- [WHAT YOU HAVE TO DO]:
Lines that include the word "concrete" are the ones to copy.

- [SUPPLIED RECORDS]:
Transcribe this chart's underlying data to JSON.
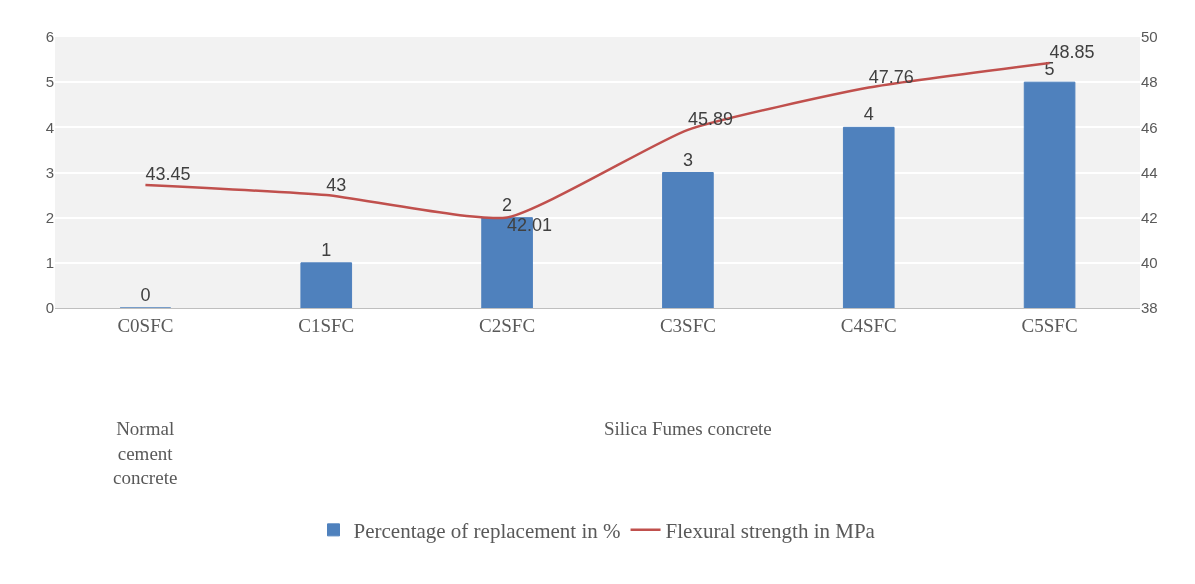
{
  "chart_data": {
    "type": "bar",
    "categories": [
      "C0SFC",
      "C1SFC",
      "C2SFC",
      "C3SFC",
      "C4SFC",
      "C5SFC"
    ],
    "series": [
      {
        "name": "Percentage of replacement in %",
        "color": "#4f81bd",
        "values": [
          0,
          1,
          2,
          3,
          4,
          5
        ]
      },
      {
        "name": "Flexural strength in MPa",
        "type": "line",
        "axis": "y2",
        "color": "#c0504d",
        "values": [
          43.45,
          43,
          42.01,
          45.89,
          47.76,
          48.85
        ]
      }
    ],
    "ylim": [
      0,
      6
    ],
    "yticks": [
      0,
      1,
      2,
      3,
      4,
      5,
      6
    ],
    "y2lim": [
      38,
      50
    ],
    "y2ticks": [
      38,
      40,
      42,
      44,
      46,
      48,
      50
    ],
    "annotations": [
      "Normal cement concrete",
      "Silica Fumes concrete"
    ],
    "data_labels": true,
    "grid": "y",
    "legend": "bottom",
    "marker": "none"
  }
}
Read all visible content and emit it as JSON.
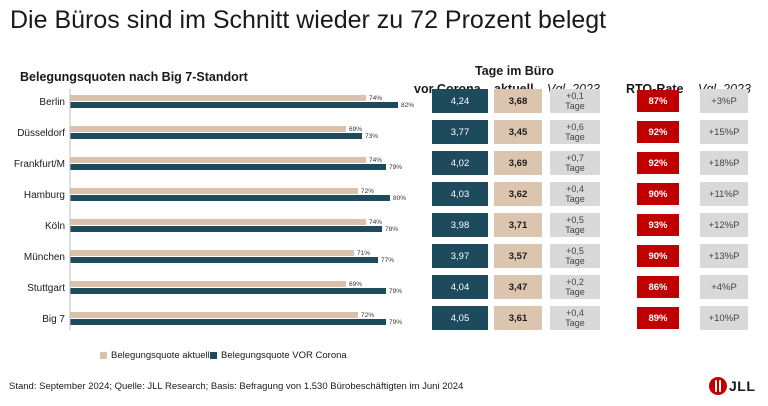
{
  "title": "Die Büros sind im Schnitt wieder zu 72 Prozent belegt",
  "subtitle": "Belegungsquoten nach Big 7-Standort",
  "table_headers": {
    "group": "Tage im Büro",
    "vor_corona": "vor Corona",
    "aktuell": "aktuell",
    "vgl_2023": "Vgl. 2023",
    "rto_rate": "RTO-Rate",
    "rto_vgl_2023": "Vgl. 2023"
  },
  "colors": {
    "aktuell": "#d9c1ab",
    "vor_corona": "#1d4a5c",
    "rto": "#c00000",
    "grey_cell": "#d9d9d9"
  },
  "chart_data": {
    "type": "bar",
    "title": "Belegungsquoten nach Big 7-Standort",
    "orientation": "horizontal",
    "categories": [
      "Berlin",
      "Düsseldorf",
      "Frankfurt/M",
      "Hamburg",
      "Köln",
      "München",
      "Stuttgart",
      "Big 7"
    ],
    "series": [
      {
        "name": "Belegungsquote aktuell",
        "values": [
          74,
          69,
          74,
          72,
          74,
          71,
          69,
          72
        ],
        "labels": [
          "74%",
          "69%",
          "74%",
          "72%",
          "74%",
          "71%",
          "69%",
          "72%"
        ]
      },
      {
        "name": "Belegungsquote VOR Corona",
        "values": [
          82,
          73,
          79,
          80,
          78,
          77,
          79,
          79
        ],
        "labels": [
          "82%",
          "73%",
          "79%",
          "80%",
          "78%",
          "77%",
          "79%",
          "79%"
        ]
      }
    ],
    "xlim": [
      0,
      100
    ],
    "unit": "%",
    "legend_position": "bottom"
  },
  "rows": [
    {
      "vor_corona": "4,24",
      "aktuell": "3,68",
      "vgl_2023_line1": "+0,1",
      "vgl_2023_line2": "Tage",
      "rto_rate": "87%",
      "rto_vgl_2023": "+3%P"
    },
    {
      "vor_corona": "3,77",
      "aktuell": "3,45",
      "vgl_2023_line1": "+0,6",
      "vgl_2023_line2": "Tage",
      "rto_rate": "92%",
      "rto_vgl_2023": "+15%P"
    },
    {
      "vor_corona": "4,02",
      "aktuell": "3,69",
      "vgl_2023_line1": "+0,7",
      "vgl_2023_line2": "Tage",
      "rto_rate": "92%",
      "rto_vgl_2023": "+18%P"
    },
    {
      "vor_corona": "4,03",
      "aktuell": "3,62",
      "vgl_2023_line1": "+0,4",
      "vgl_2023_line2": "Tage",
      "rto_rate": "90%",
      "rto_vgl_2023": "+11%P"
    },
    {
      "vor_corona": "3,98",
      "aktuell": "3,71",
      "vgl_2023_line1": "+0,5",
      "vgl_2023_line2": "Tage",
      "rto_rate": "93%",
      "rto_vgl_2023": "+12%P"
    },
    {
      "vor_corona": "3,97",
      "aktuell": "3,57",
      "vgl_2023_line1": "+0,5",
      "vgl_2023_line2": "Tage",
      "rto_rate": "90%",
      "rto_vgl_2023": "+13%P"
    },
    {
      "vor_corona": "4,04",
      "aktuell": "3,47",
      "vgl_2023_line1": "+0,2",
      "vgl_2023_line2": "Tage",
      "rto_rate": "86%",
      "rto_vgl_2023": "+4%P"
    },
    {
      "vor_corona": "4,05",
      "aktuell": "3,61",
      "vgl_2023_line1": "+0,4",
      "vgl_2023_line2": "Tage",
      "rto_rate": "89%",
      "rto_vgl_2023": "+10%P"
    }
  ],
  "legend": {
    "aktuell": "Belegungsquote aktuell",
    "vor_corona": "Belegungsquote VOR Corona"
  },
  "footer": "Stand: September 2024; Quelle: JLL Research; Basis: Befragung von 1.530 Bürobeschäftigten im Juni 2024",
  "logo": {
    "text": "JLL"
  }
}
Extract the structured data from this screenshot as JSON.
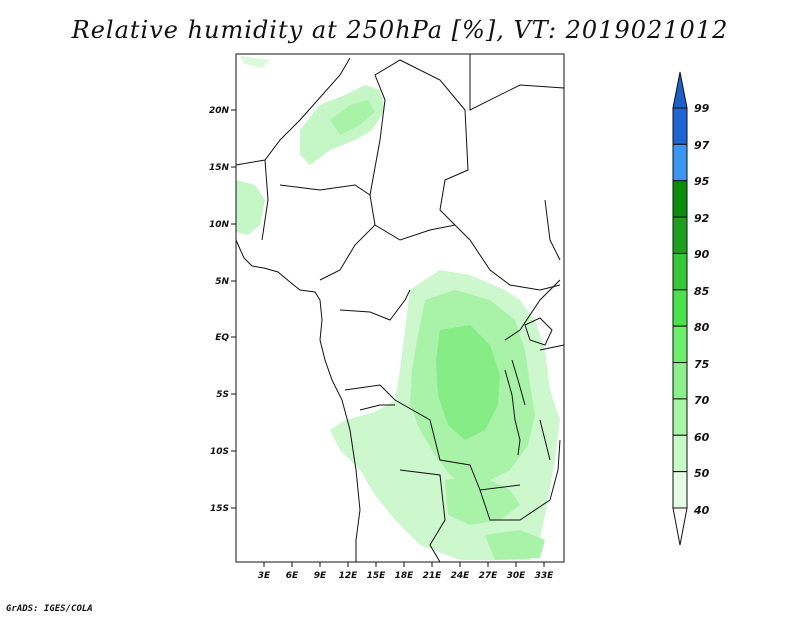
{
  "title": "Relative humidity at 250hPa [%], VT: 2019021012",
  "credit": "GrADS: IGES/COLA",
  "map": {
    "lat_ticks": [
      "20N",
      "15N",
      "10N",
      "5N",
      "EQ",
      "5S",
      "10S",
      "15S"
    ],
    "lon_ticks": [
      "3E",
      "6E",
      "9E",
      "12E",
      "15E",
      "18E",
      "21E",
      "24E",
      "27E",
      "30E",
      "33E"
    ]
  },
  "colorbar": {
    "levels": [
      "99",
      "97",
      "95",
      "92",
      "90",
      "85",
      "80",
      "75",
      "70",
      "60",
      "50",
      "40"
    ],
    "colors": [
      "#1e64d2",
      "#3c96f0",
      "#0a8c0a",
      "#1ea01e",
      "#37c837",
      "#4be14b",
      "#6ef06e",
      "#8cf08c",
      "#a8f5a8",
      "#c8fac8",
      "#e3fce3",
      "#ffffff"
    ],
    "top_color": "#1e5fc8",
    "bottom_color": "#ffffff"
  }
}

- [FULL RESPONSE]:
      "Normal cement concrete",
      "Silica Fumes concrete"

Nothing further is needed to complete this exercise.